───── Data to process ─────

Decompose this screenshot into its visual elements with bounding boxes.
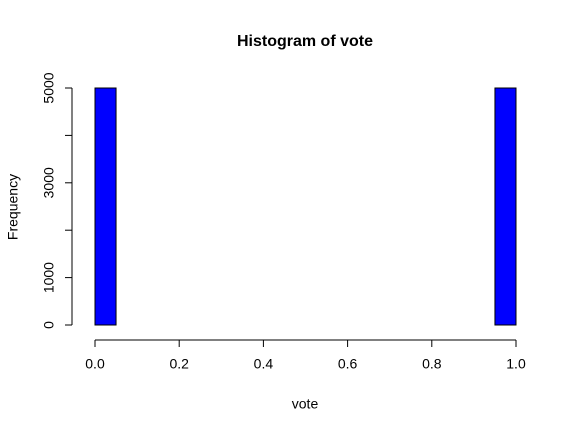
x-tick-label: 0.0 [85,356,105,372]
y-tick-label: 3000 [41,167,57,198]
y-tick-label: 0 [41,321,57,329]
y-tick-label: 1000 [41,262,57,293]
y-axis-label: Frequency [5,174,21,240]
y-tick-label: 5000 [41,72,57,103]
x-tick-label: 1.0 [506,356,526,372]
chart-title: Histogram of vote [237,33,373,50]
x-tick-label: 0.8 [422,356,442,372]
x-tick-label: 0.2 [169,356,189,372]
x-tick-label: 0.4 [254,356,274,372]
bar [94,87,117,326]
x-tick-label: 0.6 [338,356,358,372]
bar [494,87,517,326]
x-axis-label: vote [292,396,319,412]
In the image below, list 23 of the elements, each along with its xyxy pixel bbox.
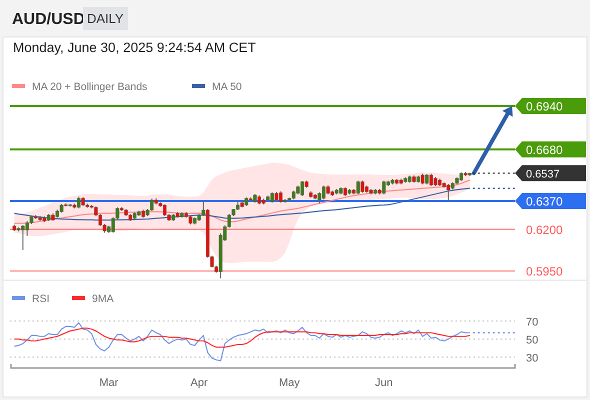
line-series bbox=[14, 328, 470, 348]
x-tick-label: Apr bbox=[190, 377, 208, 389]
x-tick-label: Jun bbox=[375, 377, 393, 389]
legend-label: RSI bbox=[32, 293, 50, 305]
legend-label: 9MA bbox=[92, 293, 114, 305]
y-tick-label: 0.5950 bbox=[526, 264, 564, 279]
y-tick-label: 0.6370 bbox=[526, 194, 564, 209]
y-tick-label: 30 bbox=[526, 352, 538, 365]
y-tick-label: 70 bbox=[526, 316, 538, 328]
y-tick-label: 0.6940 bbox=[526, 100, 564, 114]
x-tick-label: Mar bbox=[99, 377, 119, 389]
y-tick-label: 0.6680 bbox=[526, 142, 564, 157]
chart-title: AUD/USD bbox=[12, 11, 85, 28]
chart-subtitle: Monday, June 30, 2025 9:24:54 AM CET bbox=[13, 40, 256, 55]
x-tick-label: May bbox=[278, 377, 300, 389]
candlestick bbox=[434, 176, 438, 187]
line-series bbox=[14, 322, 470, 362]
text: DAILY bbox=[87, 11, 124, 26]
legend-label: MA 20 + Bollinger Bands bbox=[32, 81, 148, 93]
legend-label: MA 50 bbox=[212, 81, 242, 93]
y-tick-label: 0.6537 bbox=[526, 168, 560, 181]
y-tick-label: 50 bbox=[526, 334, 538, 347]
y-tick-label: 0.6200 bbox=[526, 222, 564, 237]
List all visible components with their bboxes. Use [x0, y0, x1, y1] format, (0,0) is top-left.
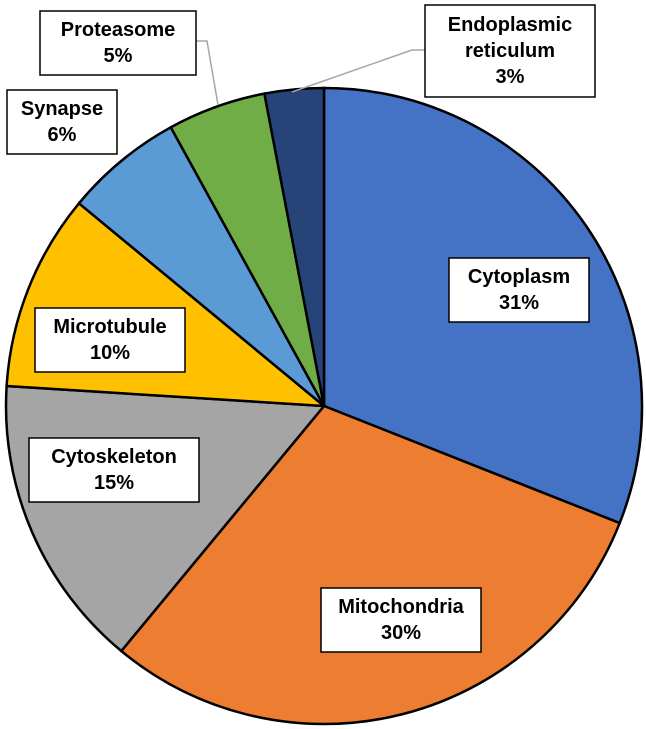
data-label-name: Cytoskeleton — [51, 446, 177, 468]
data-label-box — [28, 437, 200, 503]
leader-line-endoplasmic-reticulum — [291, 49, 425, 93]
data-label-value: 5% — [104, 45, 133, 67]
pie-slice-endoplasmic-reticulum — [262, 86, 326, 407]
data-label-name: Mitochondria — [338, 596, 464, 618]
data-label-name: Endoplasmic — [448, 14, 572, 36]
data-label-box — [39, 10, 197, 76]
data-label-value: 15% — [94, 472, 134, 494]
data-label-value: 30% — [381, 622, 421, 644]
data-label-box — [448, 257, 590, 323]
data-label-box — [424, 4, 596, 98]
data-label-name: Proteasome — [61, 19, 176, 41]
data-label-endoplasmic-reticulum: Endoplasmic reticulum 3% — [424, 4, 596, 98]
data-label-name: Synapse — [21, 98, 103, 120]
data-label-name: Microtubule — [53, 316, 166, 338]
data-label-proteasome: Proteasome 5% — [39, 10, 197, 76]
data-label-box — [34, 307, 186, 373]
pie-slice-mitochondria — [119, 404, 622, 726]
data-label-synapse: Synapse 6% — [6, 89, 118, 155]
data-label-name: reticulum — [465, 40, 555, 62]
data-label-value: 6% — [48, 124, 77, 146]
data-label-value: 31% — [499, 292, 539, 314]
data-label-mitochondria: Mitochondria 30% — [320, 587, 482, 653]
data-label-cytoskeleton: Cytoskeleton 15% — [28, 437, 200, 503]
data-label-value: 3% — [496, 66, 525, 88]
data-label-microtubule: Microtubule 10% — [34, 307, 186, 373]
data-label-box — [6, 89, 118, 155]
data-label-name: Cytoplasm — [468, 266, 570, 288]
data-label-value: 10% — [90, 342, 130, 364]
leader-lines — [196, 40, 425, 106]
data-labels: Cytoplasm 31% Mitochondria 30% Cytoskeleton 1… — [6, 4, 596, 653]
leader-line-proteasome — [196, 40, 219, 106]
pie-slice-synapse — [77, 125, 326, 407]
data-label-box — [320, 587, 482, 653]
data-label-cytoplasm: Cytoplasm 31% — [448, 257, 590, 323]
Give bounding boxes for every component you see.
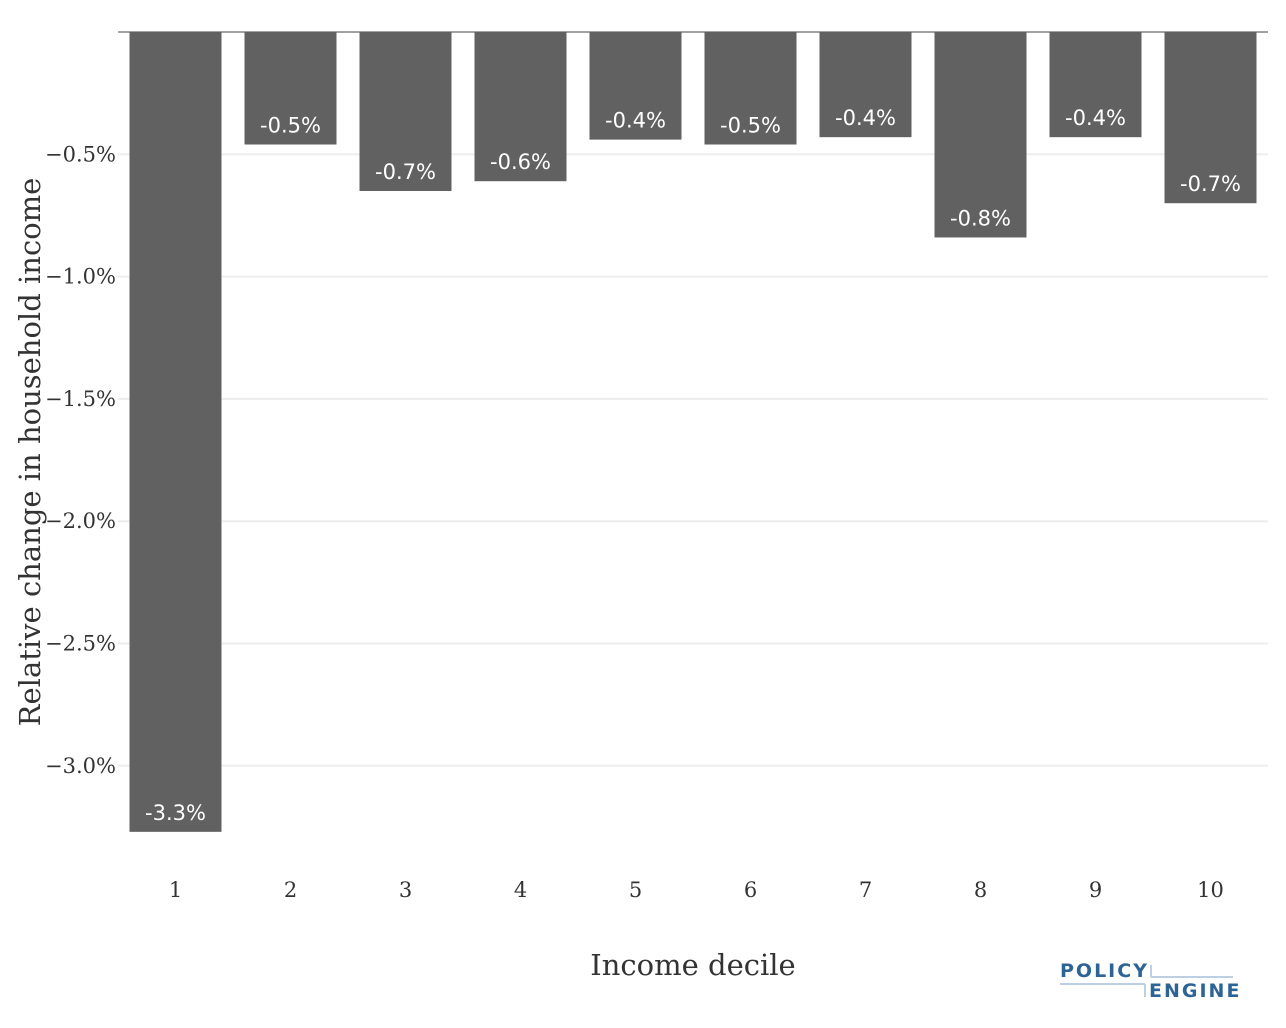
y-tick-label: −3.0% [45, 754, 116, 778]
bar-decile-10 [1164, 32, 1257, 204]
y-tick-label: −2.0% [45, 509, 116, 533]
bars [129, 32, 1257, 832]
x-tick-label: 10 [1197, 878, 1224, 902]
bar-decile-7 [819, 32, 912, 138]
bar-decile-9 [1049, 32, 1142, 138]
y-tick-label: −0.5% [45, 142, 116, 166]
x-tick-label: 8 [974, 878, 987, 902]
x-tick-label: 4 [514, 878, 527, 902]
y-tick-label: −1.0% [45, 265, 116, 289]
bar-value-label: -0.5% [260, 114, 321, 138]
bar-decile-8 [934, 32, 1027, 238]
bar-value-label: -0.4% [605, 109, 666, 133]
bar-value-label: -0.4% [835, 106, 896, 130]
bar-decile-1 [129, 32, 222, 832]
x-tick-label: 5 [629, 878, 642, 902]
y-tick-label: −1.5% [45, 387, 116, 411]
bar-decile-5 [589, 32, 682, 140]
bar-decile-3 [359, 32, 452, 191]
x-axis-ticks: 1 2 3 4 5 6 7 8 9 10 [169, 878, 1224, 902]
x-tick-label: 1 [169, 878, 182, 902]
bar-value-label: -0.6% [490, 150, 551, 174]
bar-value-label: -0.4% [1065, 106, 1126, 130]
x-tick-label: 6 [744, 878, 757, 902]
bar-decile-6 [704, 32, 797, 145]
x-tick-label: 3 [399, 878, 412, 902]
bar-decile-2 [244, 32, 337, 145]
x-tick-label: 7 [859, 878, 872, 902]
bar-data-labels: -3.3% -0.5% -0.7% -0.6% -0.4% -0.5% -0.4% -0.8%… [145, 106, 1241, 825]
x-tick-label: 9 [1089, 878, 1102, 902]
bar-value-label: -0.7% [375, 160, 436, 184]
y-tick-label: −2.5% [45, 632, 116, 656]
bar-value-label: -0.7% [1180, 172, 1241, 196]
y-axis-title: Relative change in household income [13, 178, 47, 727]
y-axis-ticks: −0.5% −1.0% −1.5% −2.0% −2.5% −3.0% [45, 142, 116, 778]
gridlines [118, 153, 1268, 767]
bar-value-label: -0.8% [950, 206, 1011, 230]
logo-text-policy: POLICY [1060, 960, 1149, 982]
bar-value-label: -0.5% [720, 114, 781, 138]
x-axis-title: Income decile [590, 948, 795, 982]
logo-text-engine: ENGINE [1149, 980, 1241, 1002]
x-tick-label: 2 [284, 878, 297, 902]
bar-value-label: -3.3% [145, 801, 206, 825]
bar-decile-4 [474, 32, 567, 182]
policyengine-logo: POLICY ENGINE [1060, 960, 1241, 1002]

─────

## Problem
Please arrange every line of the records above as a numbered list, skipping blank lines and leaving out the pictures.

## Response
1. Decompose this screenshot into its visual elements with bounding boxes.
2. x-tick-label: 0.0 [85,356,105,372]
3. y-tick-label: 3000 [41,167,57,198]
4. y-tick-label: 0 [41,321,57,329]
5. y-tick-label: 1000 [41,262,57,293]
6. y-axis-label: Frequency [5,174,21,240]
7. y-tick-label: 5000 [41,72,57,103]
8. x-tick-label: 1.0 [506,356,526,372]
9. chart-title: Histogram of vote [237,33,373,50]
10. x-tick-label: 0.8 [422,356,442,372]
11. x-tick-label: 0.2 [169,356,189,372]
12. x-tick-label: 0.4 [254,356,274,372]
13. bar [94,87,117,326]
14. x-tick-label: 0.6 [338,356,358,372]
15. bar [494,87,517,326]
16. x-axis-label: vote [292,396,319,412]
17. In the image below, list 23 of the elements, each along with its xyxy pixel bbox.
18. line-series bbox=[14, 328, 470, 348]
19. x-tick-label: Apr bbox=[190, 377, 208, 389]
20. x-tick-label: Jun bbox=[375, 377, 393, 389]
21. legend-label: RSI bbox=[32, 293, 50, 305]
22. legend-label: 9MA bbox=[92, 293, 114, 305]
23. y-tick-label: 0.5950 bbox=[526, 264, 564, 279]
24. y-tick-label: 0.6370 bbox=[526, 194, 564, 209]
25. y-tick-label: 30 bbox=[526, 352, 538, 365]
26. y-tick-label: 70 bbox=[526, 316, 538, 328]
27. y-tick-label: 0.6940 bbox=[526, 100, 564, 114]
28. x-tick-label: Mar bbox=[99, 377, 119, 389]
29. y-tick-label: 0.6680 bbox=[526, 142, 564, 157]
30. chart-title: AUD/USD bbox=[12, 11, 85, 28]
31. chart-subtitle: Monday, June 30, 2025 9:24:54 AM CET bbox=[13, 40, 256, 55]
32. x-tick-label: May bbox=[278, 377, 300, 389]
33. candlestick bbox=[434, 176, 438, 187]
34. line-series bbox=[14, 322, 470, 362]
35. text: DAILY bbox=[87, 11, 124, 26]
36. legend-label: MA 20 + Bollinger Bands bbox=[32, 81, 148, 93]
37. legend-label: MA 50 bbox=[212, 81, 242, 93]
38. y-tick-label: 0.6537 bbox=[526, 168, 560, 181]
39. y-tick-label: 50 bbox=[526, 334, 538, 347]
40. y-tick-label: 0.6200 bbox=[526, 222, 564, 237]
41. List all visible components with their bboxes. Use [x0, y0, x1, y1] format, (0,0) is top-left.
42. data-label-name: Cytoskeleton — [51, 446, 177, 468]
43. data-label-box — [28, 437, 200, 503]
44. leader-line-endoplasmic-reticulum — [291, 49, 425, 93]
45. data-label-value: 5% — [104, 45, 133, 67]
46. pie-slice-endoplasmic-reticulum — [262, 86, 326, 407]
47. data-label-name: Mitochondria — [338, 596, 464, 618]
48. data-label-name: Endoplasmic — [448, 14, 572, 36]
49. data-label-box — [39, 10, 197, 76]
50. data-label-value: 15% — [94, 472, 134, 494]
51. data-label-value: 30% — [381, 622, 421, 644]
52. data-label-box — [448, 257, 590, 323]
53. data-label-box — [424, 4, 596, 98]
54. data-label-name: Proteasome — [61, 19, 176, 41]
55. data-label-endoplasmic-reticulum: Endoplasmic reticulum 3% — [424, 4, 596, 98]
56. data-label-name: Synapse — [21, 98, 103, 120]
57. data-label-name: Microtubule — [53, 316, 166, 338]
58. data-label-proteasome: Proteasome 5% — [39, 10, 197, 76]
59. data-label-box — [34, 307, 186, 373]
60. pie-slice-mitochondria — [119, 404, 622, 726]
61. data-label-synapse: Synapse 6% — [6, 89, 118, 155]
62. data-label-name: reticulum — [465, 40, 555, 62]
63. data-label-value: 6% — [48, 124, 77, 146]
64. data-label-value: 31% — [499, 292, 539, 314]
65. data-label-mitochondria: Mitochondria 30% — [320, 587, 482, 653]
66. data-label-cytoskeleton: Cytoskeleton 15% — [28, 437, 200, 503]
67. data-label-value: 3% — [496, 66, 525, 88]
68. data-label-microtubule: Microtubule 10% — [34, 307, 186, 373]
69. data-label-box — [6, 89, 118, 155]
70. data-label-name: Cytoplasm — [468, 266, 570, 288]
71. data-label-value: 10% — [90, 342, 130, 364]
72. leader-lines — [196, 40, 425, 106]
73. data-labels: Cytoplasm 31% Mitochondria 30% Cytoskeleton 1… — [6, 4, 596, 653]
74. leader-line-proteasome — [196, 40, 219, 106]
75. pie-slice-synapse — [77, 125, 326, 407]
76. data-label-box — [320, 587, 482, 653]
77. data-label-cytoplasm: Cytoplasm 31% — [448, 257, 590, 323]
78. Give bounding boxes for every component you see.
79. y-tick-label: −3.0% [45, 754, 116, 778]
80. bar-decile-10 [1164, 32, 1257, 204]
81. y-tick-label: −2.0% [45, 509, 116, 533]
82. bars [129, 32, 1257, 832]
83. x-tick-label: 10 [1197, 878, 1224, 902]
84. bar-decile-7 [819, 32, 912, 138]
85. bar-decile-9 [1049, 32, 1142, 138]
86. y-tick-label: −0.5% [45, 142, 116, 166]
87. x-tick-label: 8 [974, 878, 987, 902]
88. x-tick-label: 4 [514, 878, 527, 902]
89. y-tick-label: −1.0% [45, 265, 116, 289]
90. bar-value-label: -0.5% [260, 114, 321, 138]
91. bar-decile-8 [934, 32, 1027, 238]
92. bar-value-label: -0.4% [605, 109, 666, 133]
93. bar-value-label: -0.4% [835, 106, 896, 130]
94. bar-decile-1 [129, 32, 222, 832]
95. x-tick-label: 5 [629, 878, 642, 902]
96. y-tick-label: −1.5% [45, 387, 116, 411]
97. bar-decile-5 [589, 32, 682, 140]
98. bar-decile-3 [359, 32, 452, 191]
99. x-axis-ticks: 1 2 3 4 5 6 7 8 9 10 [169, 878, 1224, 902]
100. x-tick-label: 1 [169, 878, 182, 902]
101. bar-value-label: -0.6% [490, 150, 551, 174]
102. bar-value-label: -0.4% [1065, 106, 1126, 130]
103. x-tick-label: 6 [744, 878, 757, 902]
104. bar-decile-6 [704, 32, 797, 145]
105. x-tick-label: 3 [399, 878, 412, 902]
106. bar-decile-2 [244, 32, 337, 145]
107. x-tick-label: 7 [859, 878, 872, 902]
108. bar-data-labels: -3.3% -0.5% -0.7% -0.6% -0.4% -0.5% -0.4% -0.8%… [145, 106, 1241, 825]
109. x-tick-label: 9 [1089, 878, 1102, 902]
110. bar-value-label: -0.7% [375, 160, 436, 184]
111. y-tick-label: −2.5% [45, 632, 116, 656]
112. bar-value-label: -0.7% [1180, 172, 1241, 196]
113. y-axis-title: Relative change in household income [13, 178, 47, 727]
114. y-axis-ticks: −0.5% −1.0% −1.5% −2.0% −2.5% −3.0% [45, 142, 116, 778]
115. gridlines [118, 153, 1268, 767]
116. bar-value-label: -0.8% [950, 206, 1011, 230]
117. logo-text-policy: POLICY [1060, 960, 1149, 982]
118. bar-value-label: -0.5% [720, 114, 781, 138]
119. x-axis-title: Income decile [590, 948, 795, 982]
120. logo-text-engine: ENGINE [1149, 980, 1241, 1002]
121. x-tick-label: 2 [284, 878, 297, 902]
122. bar-value-label: -3.3% [145, 801, 206, 825]
123. bar-decile-4 [474, 32, 567, 182]
124. policyengine-logo: POLICY ENGINE [1060, 960, 1241, 1002]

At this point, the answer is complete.